§ EXERCISE DESCRIPTION
Could you recast the lines as a JSON list of strings, one per line with blank lines omitted, starting at the first line of the records and stopping after the line that contains "menu-icon[interactable] <box>353 2414"?

[Records of layout regions]
━━━
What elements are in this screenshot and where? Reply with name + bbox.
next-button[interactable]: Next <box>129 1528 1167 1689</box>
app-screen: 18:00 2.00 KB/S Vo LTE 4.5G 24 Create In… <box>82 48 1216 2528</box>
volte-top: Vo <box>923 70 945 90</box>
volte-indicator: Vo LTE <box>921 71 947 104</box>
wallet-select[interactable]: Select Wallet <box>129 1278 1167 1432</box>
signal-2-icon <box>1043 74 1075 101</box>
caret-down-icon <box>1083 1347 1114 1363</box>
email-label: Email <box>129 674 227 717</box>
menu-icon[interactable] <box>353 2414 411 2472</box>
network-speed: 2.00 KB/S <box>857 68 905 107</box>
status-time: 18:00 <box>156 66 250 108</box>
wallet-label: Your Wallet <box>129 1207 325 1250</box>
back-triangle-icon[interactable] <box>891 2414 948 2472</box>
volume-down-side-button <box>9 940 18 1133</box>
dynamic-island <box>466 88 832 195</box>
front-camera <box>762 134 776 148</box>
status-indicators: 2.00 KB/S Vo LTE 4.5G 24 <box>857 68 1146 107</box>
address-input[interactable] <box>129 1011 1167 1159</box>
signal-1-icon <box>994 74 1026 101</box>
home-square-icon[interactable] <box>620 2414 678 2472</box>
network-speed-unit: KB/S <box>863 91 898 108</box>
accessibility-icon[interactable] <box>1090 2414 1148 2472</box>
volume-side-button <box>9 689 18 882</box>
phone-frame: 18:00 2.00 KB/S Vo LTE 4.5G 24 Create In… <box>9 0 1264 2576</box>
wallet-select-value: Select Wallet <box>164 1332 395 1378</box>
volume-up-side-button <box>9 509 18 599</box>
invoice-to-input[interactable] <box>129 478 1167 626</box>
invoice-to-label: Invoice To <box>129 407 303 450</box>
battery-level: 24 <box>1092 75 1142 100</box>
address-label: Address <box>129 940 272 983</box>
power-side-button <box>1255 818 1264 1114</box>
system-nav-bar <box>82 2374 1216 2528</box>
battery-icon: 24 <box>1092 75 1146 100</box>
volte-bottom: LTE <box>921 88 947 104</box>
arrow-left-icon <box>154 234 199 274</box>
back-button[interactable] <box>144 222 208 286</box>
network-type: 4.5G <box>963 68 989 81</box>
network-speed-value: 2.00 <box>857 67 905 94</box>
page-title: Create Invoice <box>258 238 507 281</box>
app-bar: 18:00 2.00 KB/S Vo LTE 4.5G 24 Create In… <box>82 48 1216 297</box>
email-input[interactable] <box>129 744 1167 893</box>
━━━
§ ANSWER FOR THE TASK
[
  "What elements are in this screenshot and where? Reply with name + bbox.",
  "next-button[interactable]: Next <box>129 1528 1167 1689</box>",
  "app-screen: 18:00 2.00 KB/S Vo LTE 4.5G 24 Create In… <box>82 48 1216 2528</box>",
  "volte-top: Vo <box>923 70 945 90</box>",
  "volte-indicator: Vo LTE <box>921 71 947 104</box>",
  "wallet-select[interactable]: Select Wallet <box>129 1278 1167 1432</box>",
  "signal-2-icon <box>1043 74 1075 101</box>",
  "caret-down-icon <box>1083 1347 1114 1363</box>",
  "email-label: Email <box>129 674 227 717</box>",
  "menu-icon[interactable] <box>353 2414 411 2472</box>"
]